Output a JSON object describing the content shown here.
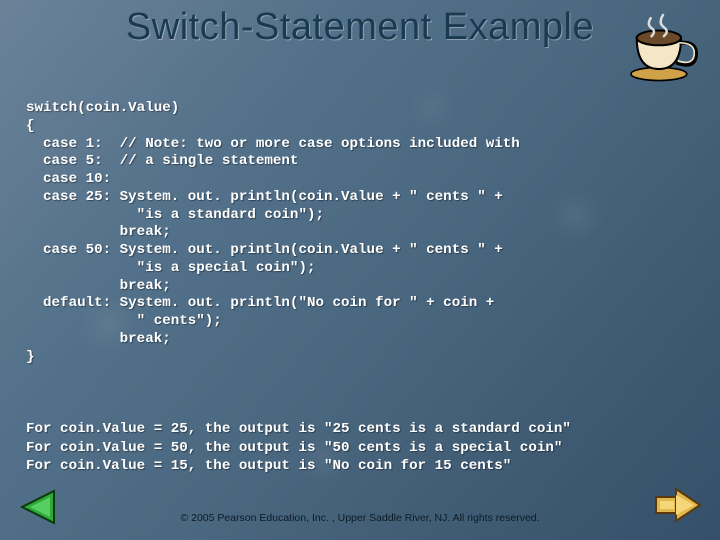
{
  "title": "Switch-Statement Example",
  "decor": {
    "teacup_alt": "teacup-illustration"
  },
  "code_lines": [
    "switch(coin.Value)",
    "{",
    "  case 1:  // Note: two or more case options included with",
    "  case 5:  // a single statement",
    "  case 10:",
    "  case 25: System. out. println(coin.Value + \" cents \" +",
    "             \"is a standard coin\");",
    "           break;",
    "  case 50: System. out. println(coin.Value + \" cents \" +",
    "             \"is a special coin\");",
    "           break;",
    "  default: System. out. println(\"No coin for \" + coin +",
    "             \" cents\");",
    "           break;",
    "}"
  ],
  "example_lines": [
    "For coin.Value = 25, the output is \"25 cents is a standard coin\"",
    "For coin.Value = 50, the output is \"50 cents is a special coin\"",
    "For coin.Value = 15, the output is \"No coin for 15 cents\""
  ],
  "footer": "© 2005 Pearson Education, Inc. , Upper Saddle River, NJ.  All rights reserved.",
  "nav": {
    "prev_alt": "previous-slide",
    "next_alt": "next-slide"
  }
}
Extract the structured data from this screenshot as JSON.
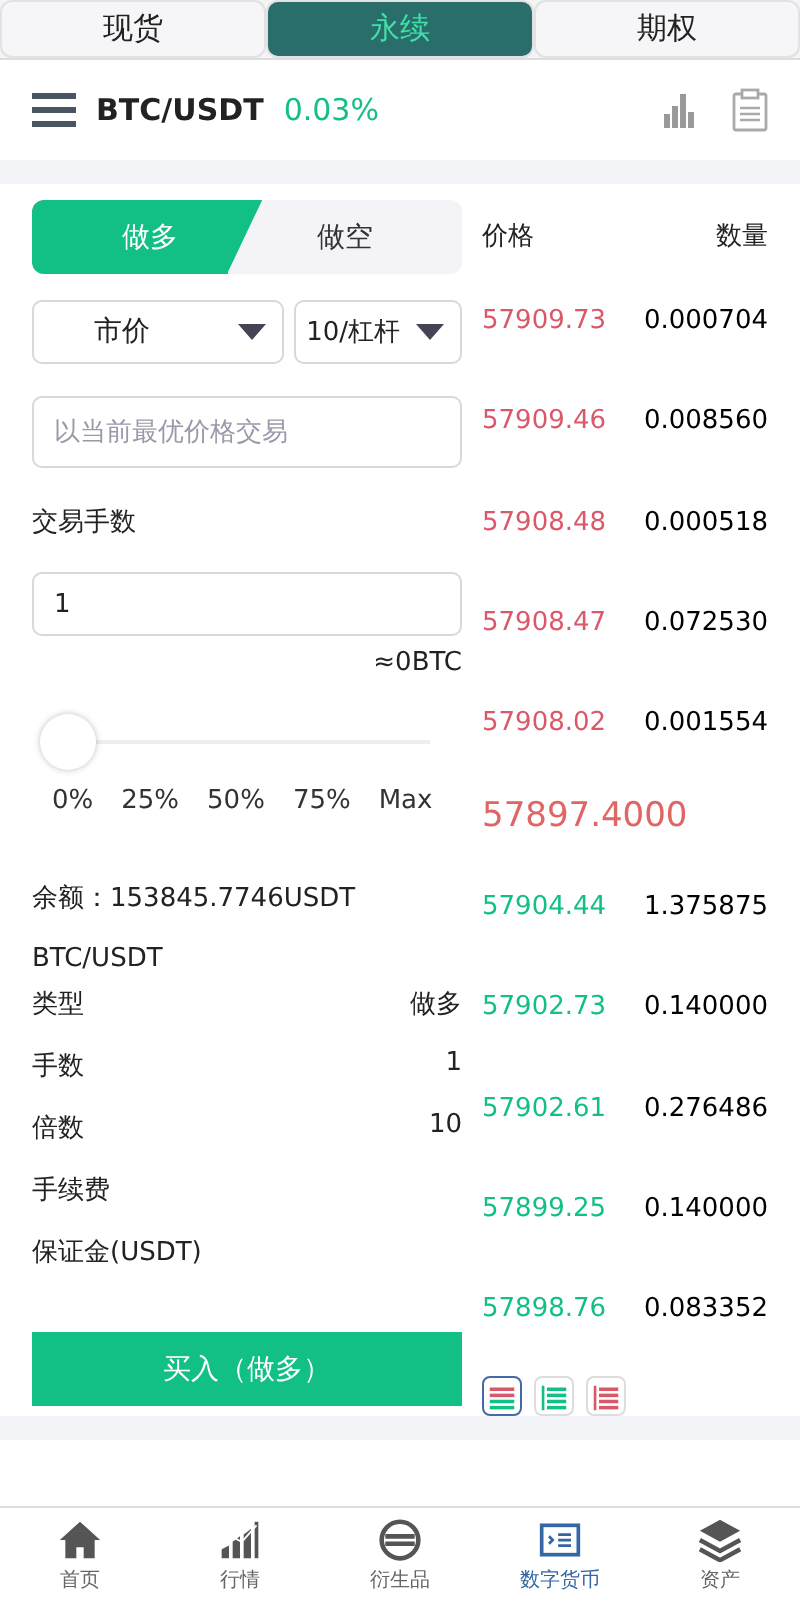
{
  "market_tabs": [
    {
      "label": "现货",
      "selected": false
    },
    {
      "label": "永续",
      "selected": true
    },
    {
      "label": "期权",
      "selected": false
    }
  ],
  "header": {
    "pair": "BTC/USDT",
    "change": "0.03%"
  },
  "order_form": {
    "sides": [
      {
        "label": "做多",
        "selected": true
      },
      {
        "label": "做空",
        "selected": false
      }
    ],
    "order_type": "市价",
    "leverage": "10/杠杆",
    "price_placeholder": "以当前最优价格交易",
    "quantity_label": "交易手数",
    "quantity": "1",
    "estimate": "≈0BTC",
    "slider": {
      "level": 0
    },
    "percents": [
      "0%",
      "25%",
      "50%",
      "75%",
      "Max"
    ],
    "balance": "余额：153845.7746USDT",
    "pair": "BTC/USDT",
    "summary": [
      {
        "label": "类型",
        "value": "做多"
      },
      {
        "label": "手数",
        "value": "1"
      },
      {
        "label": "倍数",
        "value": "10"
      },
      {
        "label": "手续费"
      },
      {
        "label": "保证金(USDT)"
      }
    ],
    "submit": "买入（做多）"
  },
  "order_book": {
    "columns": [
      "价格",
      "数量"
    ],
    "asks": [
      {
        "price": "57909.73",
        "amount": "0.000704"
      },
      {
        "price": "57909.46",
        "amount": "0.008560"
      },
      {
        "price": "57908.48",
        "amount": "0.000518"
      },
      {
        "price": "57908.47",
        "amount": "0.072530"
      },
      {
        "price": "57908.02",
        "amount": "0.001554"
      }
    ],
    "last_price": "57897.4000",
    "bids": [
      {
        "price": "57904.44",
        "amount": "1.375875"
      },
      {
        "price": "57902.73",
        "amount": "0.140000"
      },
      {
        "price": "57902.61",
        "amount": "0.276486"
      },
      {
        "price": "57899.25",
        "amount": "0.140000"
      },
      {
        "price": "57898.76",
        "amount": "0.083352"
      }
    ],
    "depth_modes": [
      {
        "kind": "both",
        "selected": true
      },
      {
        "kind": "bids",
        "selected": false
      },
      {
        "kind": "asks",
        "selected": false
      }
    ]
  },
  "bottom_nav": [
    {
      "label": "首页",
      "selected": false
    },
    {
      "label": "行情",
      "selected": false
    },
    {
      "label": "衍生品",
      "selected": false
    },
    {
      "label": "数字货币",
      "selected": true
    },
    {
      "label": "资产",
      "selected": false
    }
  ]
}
------
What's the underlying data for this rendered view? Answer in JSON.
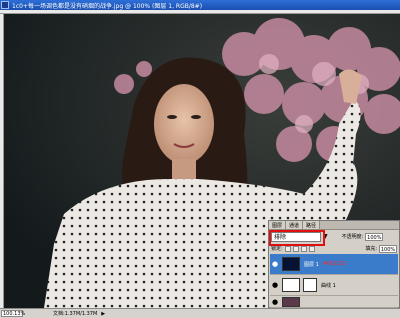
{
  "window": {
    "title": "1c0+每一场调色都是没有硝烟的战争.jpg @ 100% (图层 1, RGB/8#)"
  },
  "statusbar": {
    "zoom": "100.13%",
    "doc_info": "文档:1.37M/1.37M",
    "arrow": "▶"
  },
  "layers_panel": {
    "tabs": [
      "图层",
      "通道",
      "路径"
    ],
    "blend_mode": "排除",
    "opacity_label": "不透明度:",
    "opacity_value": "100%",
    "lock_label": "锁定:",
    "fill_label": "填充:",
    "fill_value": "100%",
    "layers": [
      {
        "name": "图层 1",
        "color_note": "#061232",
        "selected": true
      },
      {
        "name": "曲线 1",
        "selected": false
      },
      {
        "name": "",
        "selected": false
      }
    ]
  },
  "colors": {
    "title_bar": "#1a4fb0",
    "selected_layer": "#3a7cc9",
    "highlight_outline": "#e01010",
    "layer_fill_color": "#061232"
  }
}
------
Extract every line from the records above that contains the word "standard".

    "             \"is a standard coin\");",
    "For coin.Value = 25, the output is \"25 cents is a standard coin\"",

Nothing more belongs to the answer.